To be done » Find all lines in the records that include the word "content", and copy them out.
— START OF Data rows —
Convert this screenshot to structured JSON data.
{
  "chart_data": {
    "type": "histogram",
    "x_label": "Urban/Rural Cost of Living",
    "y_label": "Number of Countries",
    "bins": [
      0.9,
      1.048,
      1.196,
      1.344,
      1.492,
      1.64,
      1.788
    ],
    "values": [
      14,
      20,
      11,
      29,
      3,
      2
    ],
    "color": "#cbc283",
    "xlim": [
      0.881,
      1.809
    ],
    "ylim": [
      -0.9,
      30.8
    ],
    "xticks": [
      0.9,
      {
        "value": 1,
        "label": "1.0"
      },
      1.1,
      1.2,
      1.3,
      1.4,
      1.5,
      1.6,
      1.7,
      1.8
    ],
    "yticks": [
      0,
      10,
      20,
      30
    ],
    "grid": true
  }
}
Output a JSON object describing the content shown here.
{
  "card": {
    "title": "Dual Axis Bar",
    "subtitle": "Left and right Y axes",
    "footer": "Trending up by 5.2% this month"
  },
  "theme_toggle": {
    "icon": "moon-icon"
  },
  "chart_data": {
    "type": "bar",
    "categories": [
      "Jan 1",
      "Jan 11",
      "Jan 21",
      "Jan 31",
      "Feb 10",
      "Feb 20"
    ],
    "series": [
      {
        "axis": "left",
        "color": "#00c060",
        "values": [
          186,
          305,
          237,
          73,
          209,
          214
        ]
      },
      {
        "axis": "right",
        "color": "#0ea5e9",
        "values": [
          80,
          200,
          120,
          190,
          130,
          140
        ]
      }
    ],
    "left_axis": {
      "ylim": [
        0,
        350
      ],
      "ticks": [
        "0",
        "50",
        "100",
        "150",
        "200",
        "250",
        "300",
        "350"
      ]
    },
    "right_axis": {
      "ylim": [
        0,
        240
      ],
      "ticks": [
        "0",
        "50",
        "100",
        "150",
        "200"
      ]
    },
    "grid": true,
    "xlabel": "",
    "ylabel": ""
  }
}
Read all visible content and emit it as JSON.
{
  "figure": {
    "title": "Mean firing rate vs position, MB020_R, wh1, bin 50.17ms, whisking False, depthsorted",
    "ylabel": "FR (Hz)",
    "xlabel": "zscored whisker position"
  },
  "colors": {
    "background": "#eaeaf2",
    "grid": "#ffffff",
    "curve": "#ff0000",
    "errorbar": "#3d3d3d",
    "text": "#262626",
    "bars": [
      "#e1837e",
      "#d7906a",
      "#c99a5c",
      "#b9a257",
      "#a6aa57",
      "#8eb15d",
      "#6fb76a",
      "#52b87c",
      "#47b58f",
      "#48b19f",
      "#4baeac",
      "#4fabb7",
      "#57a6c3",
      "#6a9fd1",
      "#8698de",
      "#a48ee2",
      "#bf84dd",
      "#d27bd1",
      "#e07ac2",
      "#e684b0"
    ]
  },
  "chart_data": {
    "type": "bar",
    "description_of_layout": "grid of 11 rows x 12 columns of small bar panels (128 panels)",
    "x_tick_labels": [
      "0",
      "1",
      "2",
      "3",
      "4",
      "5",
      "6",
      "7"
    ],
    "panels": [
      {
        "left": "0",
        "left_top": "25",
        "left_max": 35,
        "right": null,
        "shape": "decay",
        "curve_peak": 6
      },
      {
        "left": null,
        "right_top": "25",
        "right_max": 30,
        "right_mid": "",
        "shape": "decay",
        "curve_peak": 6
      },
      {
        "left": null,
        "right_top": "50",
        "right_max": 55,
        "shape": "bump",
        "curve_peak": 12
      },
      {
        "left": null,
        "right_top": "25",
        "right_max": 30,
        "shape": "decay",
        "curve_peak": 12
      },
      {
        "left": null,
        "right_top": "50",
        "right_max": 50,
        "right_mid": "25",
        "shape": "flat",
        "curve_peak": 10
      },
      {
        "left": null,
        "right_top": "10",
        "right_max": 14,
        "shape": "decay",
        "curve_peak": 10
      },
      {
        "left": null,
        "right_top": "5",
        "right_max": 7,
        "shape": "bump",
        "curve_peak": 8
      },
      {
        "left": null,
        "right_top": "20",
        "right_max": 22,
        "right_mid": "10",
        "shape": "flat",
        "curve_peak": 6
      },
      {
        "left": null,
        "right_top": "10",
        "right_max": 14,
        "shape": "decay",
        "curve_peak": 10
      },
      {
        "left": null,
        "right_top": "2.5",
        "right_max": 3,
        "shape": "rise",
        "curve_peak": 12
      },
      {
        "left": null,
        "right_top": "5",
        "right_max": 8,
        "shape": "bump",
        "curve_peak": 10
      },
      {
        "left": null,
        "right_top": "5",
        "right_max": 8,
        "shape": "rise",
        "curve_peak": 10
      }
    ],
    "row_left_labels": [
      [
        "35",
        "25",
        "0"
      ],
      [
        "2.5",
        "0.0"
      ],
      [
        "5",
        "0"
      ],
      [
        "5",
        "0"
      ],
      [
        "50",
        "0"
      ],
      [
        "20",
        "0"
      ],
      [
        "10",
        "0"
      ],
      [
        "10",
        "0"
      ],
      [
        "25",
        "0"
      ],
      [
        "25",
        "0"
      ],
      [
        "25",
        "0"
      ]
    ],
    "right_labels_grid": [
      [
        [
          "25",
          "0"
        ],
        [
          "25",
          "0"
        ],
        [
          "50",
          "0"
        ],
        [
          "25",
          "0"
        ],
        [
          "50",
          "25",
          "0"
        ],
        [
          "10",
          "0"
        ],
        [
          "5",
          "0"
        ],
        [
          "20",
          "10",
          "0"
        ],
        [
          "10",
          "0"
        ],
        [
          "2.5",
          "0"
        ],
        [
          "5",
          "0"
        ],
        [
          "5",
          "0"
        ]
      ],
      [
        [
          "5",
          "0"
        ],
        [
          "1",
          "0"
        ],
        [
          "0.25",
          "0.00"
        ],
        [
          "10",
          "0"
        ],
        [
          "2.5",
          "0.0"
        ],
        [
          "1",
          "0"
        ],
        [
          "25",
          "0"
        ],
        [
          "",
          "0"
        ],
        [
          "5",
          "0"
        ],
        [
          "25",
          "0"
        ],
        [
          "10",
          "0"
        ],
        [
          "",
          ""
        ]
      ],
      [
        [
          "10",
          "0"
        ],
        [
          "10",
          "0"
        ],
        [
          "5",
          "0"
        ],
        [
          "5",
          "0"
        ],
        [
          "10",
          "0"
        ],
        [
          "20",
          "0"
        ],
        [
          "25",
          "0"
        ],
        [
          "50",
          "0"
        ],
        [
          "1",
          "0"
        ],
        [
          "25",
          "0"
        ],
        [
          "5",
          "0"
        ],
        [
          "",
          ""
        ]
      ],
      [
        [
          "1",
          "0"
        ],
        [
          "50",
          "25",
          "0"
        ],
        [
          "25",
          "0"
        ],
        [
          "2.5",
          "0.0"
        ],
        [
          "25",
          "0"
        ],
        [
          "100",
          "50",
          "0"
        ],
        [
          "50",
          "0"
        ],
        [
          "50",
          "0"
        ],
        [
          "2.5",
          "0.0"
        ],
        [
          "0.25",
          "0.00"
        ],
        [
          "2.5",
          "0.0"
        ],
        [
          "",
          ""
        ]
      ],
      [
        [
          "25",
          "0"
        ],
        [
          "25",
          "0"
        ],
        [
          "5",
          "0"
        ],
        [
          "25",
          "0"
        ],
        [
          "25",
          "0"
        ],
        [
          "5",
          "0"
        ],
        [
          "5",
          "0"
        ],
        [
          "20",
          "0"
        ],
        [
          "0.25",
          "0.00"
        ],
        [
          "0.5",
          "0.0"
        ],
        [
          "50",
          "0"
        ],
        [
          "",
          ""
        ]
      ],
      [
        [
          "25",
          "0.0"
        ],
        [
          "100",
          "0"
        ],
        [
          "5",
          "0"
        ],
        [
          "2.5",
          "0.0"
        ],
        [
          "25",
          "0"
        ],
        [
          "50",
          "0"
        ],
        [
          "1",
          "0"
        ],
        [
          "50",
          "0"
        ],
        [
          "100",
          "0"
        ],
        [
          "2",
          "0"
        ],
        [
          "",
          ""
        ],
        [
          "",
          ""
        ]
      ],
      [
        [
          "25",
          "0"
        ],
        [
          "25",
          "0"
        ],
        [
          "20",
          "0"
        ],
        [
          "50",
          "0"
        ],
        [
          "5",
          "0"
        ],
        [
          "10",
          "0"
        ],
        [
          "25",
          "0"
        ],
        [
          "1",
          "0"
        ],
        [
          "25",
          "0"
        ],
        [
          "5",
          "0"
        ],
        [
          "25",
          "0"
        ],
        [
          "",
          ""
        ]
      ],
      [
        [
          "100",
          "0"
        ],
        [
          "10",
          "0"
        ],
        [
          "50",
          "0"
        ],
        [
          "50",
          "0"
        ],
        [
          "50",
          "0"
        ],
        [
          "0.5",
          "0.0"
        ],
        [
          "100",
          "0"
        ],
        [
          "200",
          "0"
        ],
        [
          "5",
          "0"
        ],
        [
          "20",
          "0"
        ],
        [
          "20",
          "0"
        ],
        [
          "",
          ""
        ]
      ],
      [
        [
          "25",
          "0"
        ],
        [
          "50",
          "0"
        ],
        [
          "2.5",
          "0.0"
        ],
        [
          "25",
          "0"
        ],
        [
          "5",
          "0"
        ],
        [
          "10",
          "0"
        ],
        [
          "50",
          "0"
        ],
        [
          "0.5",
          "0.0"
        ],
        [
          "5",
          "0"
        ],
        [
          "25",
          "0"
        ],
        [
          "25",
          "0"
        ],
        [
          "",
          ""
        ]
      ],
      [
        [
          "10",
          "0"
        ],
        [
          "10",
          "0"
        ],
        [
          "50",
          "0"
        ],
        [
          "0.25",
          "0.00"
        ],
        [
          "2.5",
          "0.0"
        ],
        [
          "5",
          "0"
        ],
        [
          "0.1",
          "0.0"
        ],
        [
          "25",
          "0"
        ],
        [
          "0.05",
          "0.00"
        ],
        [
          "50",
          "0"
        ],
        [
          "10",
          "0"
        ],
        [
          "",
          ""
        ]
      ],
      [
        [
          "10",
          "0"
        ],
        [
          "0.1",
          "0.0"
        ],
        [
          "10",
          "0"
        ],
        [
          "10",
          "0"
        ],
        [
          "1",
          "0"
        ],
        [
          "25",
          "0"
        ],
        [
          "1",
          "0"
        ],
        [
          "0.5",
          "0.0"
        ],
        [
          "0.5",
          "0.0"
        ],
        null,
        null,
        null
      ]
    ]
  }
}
— END OF Data rows —
Written reply »
Output a JSON object describing the content shown here.
Read all visible content and emit it as JSON.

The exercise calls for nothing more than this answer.